Goal of the exercise: Gather every line below where "this" appears.

Excerpted records:
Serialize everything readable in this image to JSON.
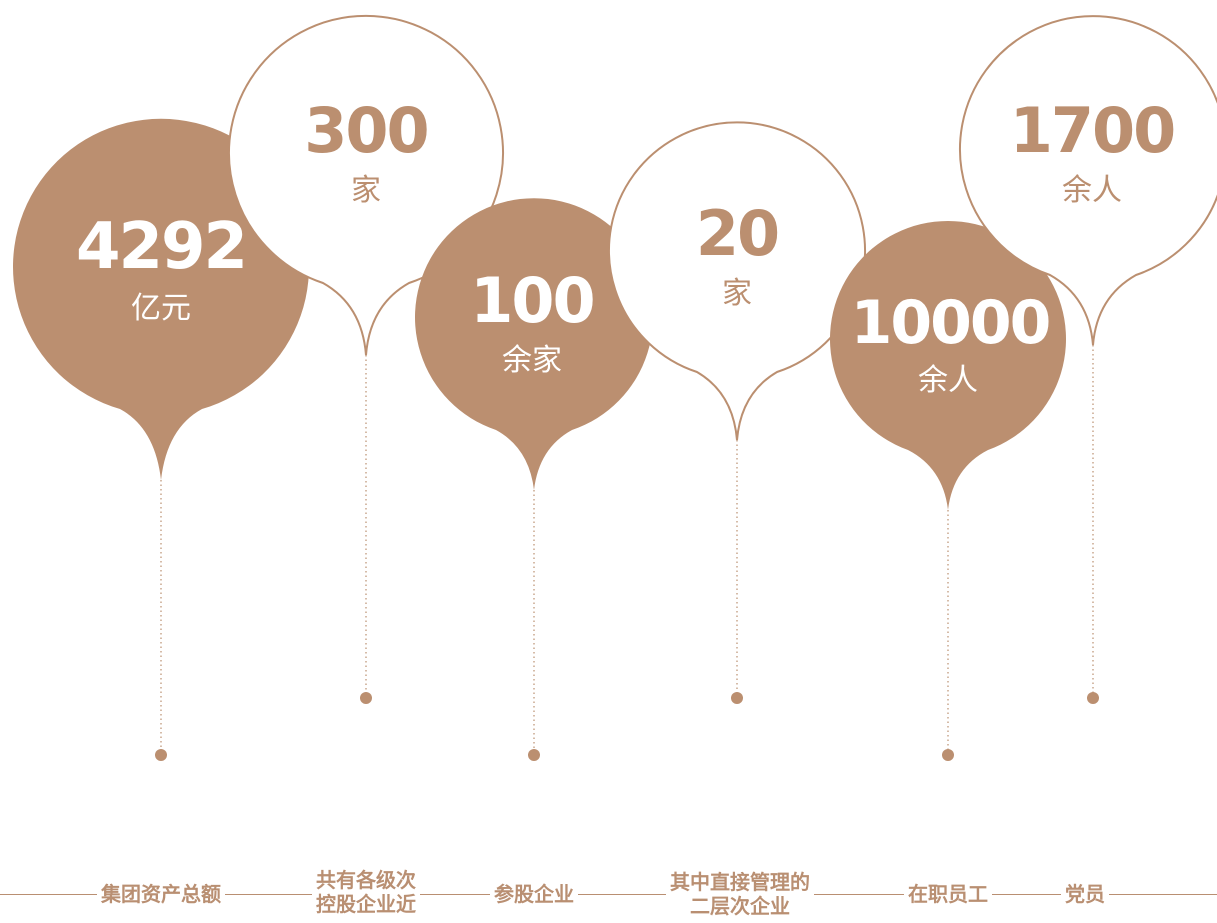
{
  "colors": {
    "accent": "#bb8f70",
    "white": "#ffffff"
  },
  "bubbles": [
    {
      "id": "group-assets",
      "value": "4292",
      "unit": "亿元",
      "style": "filled"
    },
    {
      "id": "controlled-companies",
      "value": "300",
      "unit": "家",
      "style": "outline"
    },
    {
      "id": "shareholding-companies",
      "value": "100",
      "unit": "余家",
      "style": "filled"
    },
    {
      "id": "direct-second-tier",
      "value": "20",
      "unit": "家",
      "style": "outline"
    },
    {
      "id": "employees",
      "value": "10000",
      "unit": "余人",
      "style": "filled"
    },
    {
      "id": "party-members",
      "value": "1700",
      "unit": "余人",
      "style": "outline"
    }
  ],
  "labels": [
    {
      "text": "集团资产总额"
    },
    {
      "text": "共有各级次\n控股企业近"
    },
    {
      "text": "参股企业"
    },
    {
      "text": "其中直接管理的\n二层次企业"
    },
    {
      "text": "在职员工"
    },
    {
      "text": "党员"
    }
  ]
}
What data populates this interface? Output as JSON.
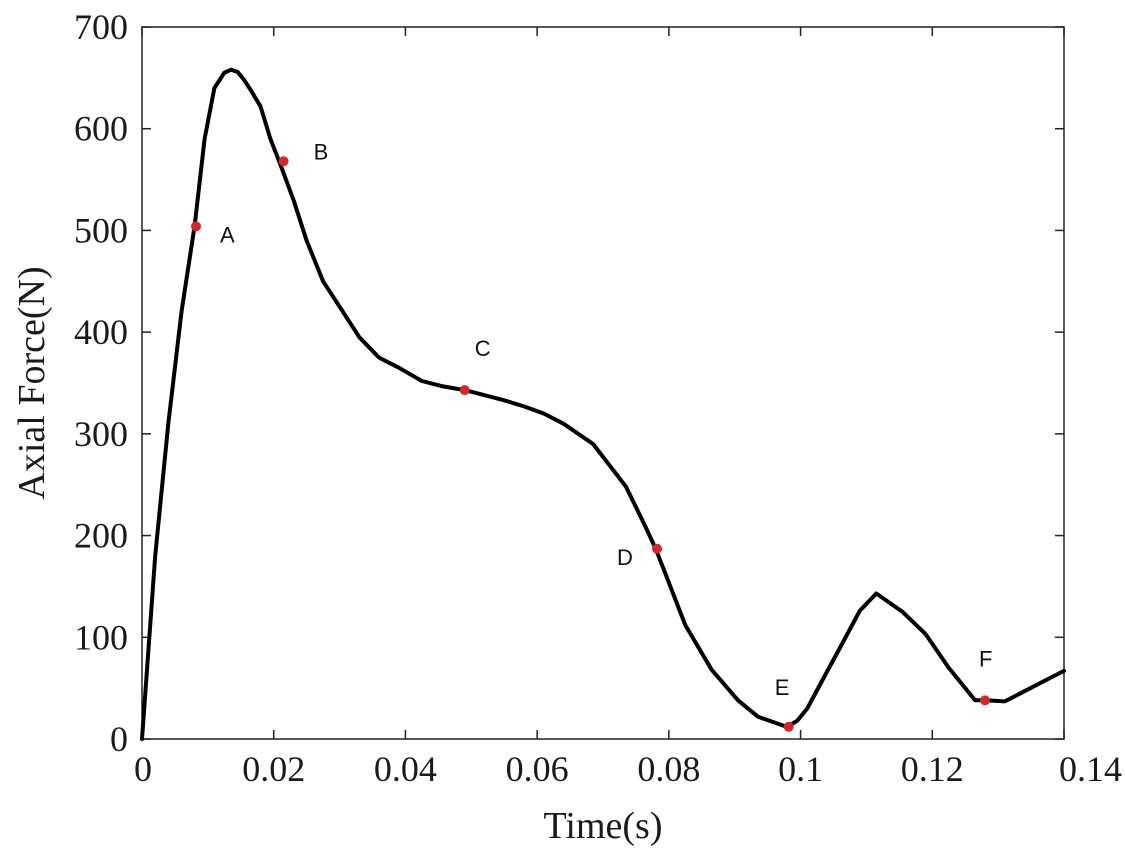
{
  "chart_data": {
    "type": "line",
    "title": "",
    "xlabel": "Time(s)",
    "ylabel": "Axial Force(N)",
    "xlim": [
      0,
      0.14
    ],
    "ylim": [
      0,
      700
    ],
    "xticks": [
      0,
      0.02,
      0.04,
      0.06,
      0.08,
      0.1,
      0.12,
      0.14
    ],
    "xtick_labels": [
      "0",
      "0.02",
      "0.04",
      "0.06",
      "0.08",
      "0.1",
      "0.12",
      "0.14"
    ],
    "yticks": [
      0,
      100,
      200,
      300,
      400,
      500,
      600,
      700
    ],
    "ytick_labels": [
      "0",
      "100",
      "200",
      "300",
      "400",
      "500",
      "600",
      "700"
    ],
    "grid": false,
    "legend": "none",
    "line_color": "#000000",
    "marker_color": "#d62728",
    "series": [
      {
        "x": [
          0,
          0.002,
          0.004,
          0.006,
          0.008,
          0.0095,
          0.011,
          0.0125,
          0.0135,
          0.0145,
          0.0155,
          0.0165,
          0.018,
          0.0195,
          0.021,
          0.023,
          0.025,
          0.0275,
          0.03,
          0.033,
          0.036,
          0.039,
          0.0425,
          0.0455,
          0.049,
          0.052,
          0.055,
          0.058,
          0.061,
          0.064,
          0.0685,
          0.0735,
          0.0765,
          0.078,
          0.0795,
          0.0825,
          0.0865,
          0.0905,
          0.0935,
          0.097,
          0.098,
          0.0995,
          0.101,
          0.1035,
          0.106,
          0.109,
          0.1115,
          0.1155,
          0.119,
          0.1225,
          0.1265,
          0.128,
          0.131,
          0.134,
          0.137,
          0.14
        ],
        "y": [
          0,
          180,
          310,
          420,
          505,
          590,
          640,
          655,
          658,
          656,
          648,
          638,
          622,
          590,
          565,
          530,
          490,
          450,
          425,
          395,
          375,
          365,
          352,
          347,
          343,
          338,
          333,
          327,
          320,
          310,
          290,
          248,
          208,
          187,
          162,
          112,
          68,
          38,
          22,
          14,
          12,
          18,
          30,
          60,
          90,
          126,
          143,
          125,
          103,
          70,
          38,
          38,
          37,
          47,
          57,
          67
        ]
      }
    ],
    "points": [
      {
        "label": "A",
        "x": 0.0082,
        "y": 504
      },
      {
        "label": "B",
        "x": 0.0215,
        "y": 568
      },
      {
        "label": "C",
        "x": 0.049,
        "y": 343
      },
      {
        "label": "D",
        "x": 0.0782,
        "y": 187
      },
      {
        "label": "E",
        "x": 0.0982,
        "y": 12
      },
      {
        "label": "F",
        "x": 0.128,
        "y": 38
      }
    ]
  }
}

Answer to the problem:
Serialize everything readable in this image to JSON.
What data populates this interface? Output as JSON.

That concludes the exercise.